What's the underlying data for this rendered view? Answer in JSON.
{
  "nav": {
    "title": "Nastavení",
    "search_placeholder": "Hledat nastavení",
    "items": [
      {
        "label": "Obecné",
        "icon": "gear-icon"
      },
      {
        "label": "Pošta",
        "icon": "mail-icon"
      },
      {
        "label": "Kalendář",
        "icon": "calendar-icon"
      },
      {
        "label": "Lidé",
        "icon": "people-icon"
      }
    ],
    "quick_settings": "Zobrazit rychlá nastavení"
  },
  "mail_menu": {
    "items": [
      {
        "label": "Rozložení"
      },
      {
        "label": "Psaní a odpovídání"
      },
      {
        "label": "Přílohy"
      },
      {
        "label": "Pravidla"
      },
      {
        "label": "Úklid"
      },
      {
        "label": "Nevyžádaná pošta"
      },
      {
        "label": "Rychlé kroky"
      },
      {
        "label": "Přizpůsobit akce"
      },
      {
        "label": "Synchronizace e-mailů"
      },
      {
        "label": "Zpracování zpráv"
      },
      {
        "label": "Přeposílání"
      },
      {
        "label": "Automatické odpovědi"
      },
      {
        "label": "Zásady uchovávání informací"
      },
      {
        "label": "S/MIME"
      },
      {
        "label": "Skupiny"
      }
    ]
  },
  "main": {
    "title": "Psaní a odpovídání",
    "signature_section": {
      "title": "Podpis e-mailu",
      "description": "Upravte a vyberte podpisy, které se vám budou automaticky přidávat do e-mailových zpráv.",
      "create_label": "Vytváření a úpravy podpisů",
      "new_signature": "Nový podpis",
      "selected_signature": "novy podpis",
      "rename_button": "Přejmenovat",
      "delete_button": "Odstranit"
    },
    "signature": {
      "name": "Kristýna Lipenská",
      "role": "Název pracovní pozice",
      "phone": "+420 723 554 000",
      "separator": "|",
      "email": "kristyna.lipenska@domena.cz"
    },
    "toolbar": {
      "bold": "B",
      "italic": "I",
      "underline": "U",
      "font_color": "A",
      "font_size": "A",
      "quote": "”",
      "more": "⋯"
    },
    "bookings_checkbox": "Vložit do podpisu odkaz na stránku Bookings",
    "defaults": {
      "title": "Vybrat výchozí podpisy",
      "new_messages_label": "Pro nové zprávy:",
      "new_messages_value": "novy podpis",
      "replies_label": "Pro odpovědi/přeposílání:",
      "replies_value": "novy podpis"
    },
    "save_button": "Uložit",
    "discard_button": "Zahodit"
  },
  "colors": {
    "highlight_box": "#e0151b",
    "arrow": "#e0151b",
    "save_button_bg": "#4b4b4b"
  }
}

• [Instructions for the task] Write out all of the records once more, exactly.

• [Output for this exercise]
What's the underlying data for this rendered view? Answer in JSON.
{
  "nav": {
    "title": "Nastavení",
    "search_placeholder": "Hledat nastavení",
    "items": [
      {
        "label": "Obecné",
        "icon": "gear-icon"
      },
      {
        "label": "Pošta",
        "icon": "mail-icon"
      },
      {
        "label": "Kalendář",
        "icon": "calendar-icon"
      },
      {
        "label": "Lidé",
        "icon": "people-icon"
      }
    ],
    "quick_settings": "Zobrazit rychlá nastavení"
  },
  "mail_menu": {
    "items": [
      {
        "label": "Rozložení"
      },
      {
        "label": "Psaní a odpovídání"
      },
      {
        "label": "Přílohy"
      },
      {
        "label": "Pravidla"
      },
      {
        "label": "Úklid"
      },
      {
        "label": "Nevyžádaná pošta"
      },
      {
        "label": "Rychlé kroky"
      },
      {
        "label": "Přizpůsobit akce"
      },
      {
        "label": "Synchronizace e-mailů"
      },
      {
        "label": "Zpracování zpráv"
      },
      {
        "label": "Přeposílání"
      },
      {
        "label": "Automatické odpovědi"
      },
      {
        "label": "Zásady uchovávání informací"
      },
      {
        "label": "S/MIME"
      },
      {
        "label": "Skupiny"
      }
    ]
  },
  "main": {
    "title": "Psaní a odpovídání",
    "signature_section": {
      "title": "Podpis e-mailu",
      "description": "Upravte a vyberte podpisy, které se vám budou automaticky přidávat do e-mailových zpráv.",
      "create_label": "Vytváření a úpravy podpisů",
      "new_signature": "Nový podpis",
      "selected_signature": "novy podpis",
      "rename_button": "Přejmenovat",
      "delete_button": "Odstranit"
    },
    "signature": {
      "name": "Kristýna Lipenská",
      "role": "Název pracovní pozice",
      "phone": "+420 723 554 000",
      "separator": "|",
      "email": "kristyna.lipenska@domena.cz"
    },
    "toolbar": {
      "bold": "B",
      "italic": "I",
      "underline": "U",
      "font_color": "A",
      "font_size": "A",
      "quote": "”",
      "more": "⋯"
    },
    "bookings_checkbox": "Vložit do podpisu odkaz na stránku Bookings",
    "defaults": {
      "title": "Vybrat výchozí podpisy",
      "new_messages_label": "Pro nové zprávy:",
      "new_messages_value": "novy podpis",
      "replies_label": "Pro odpovědi/přeposílání:",
      "replies_value": "novy podpis"
    },
    "save_button": "Uložit",
    "discard_button": "Zahodit"
  },
  "colors": {
    "highlight_box": "#e0151b",
    "arrow": "#e0151b",
    "save_button_bg": "#4b4b4b"
  }
}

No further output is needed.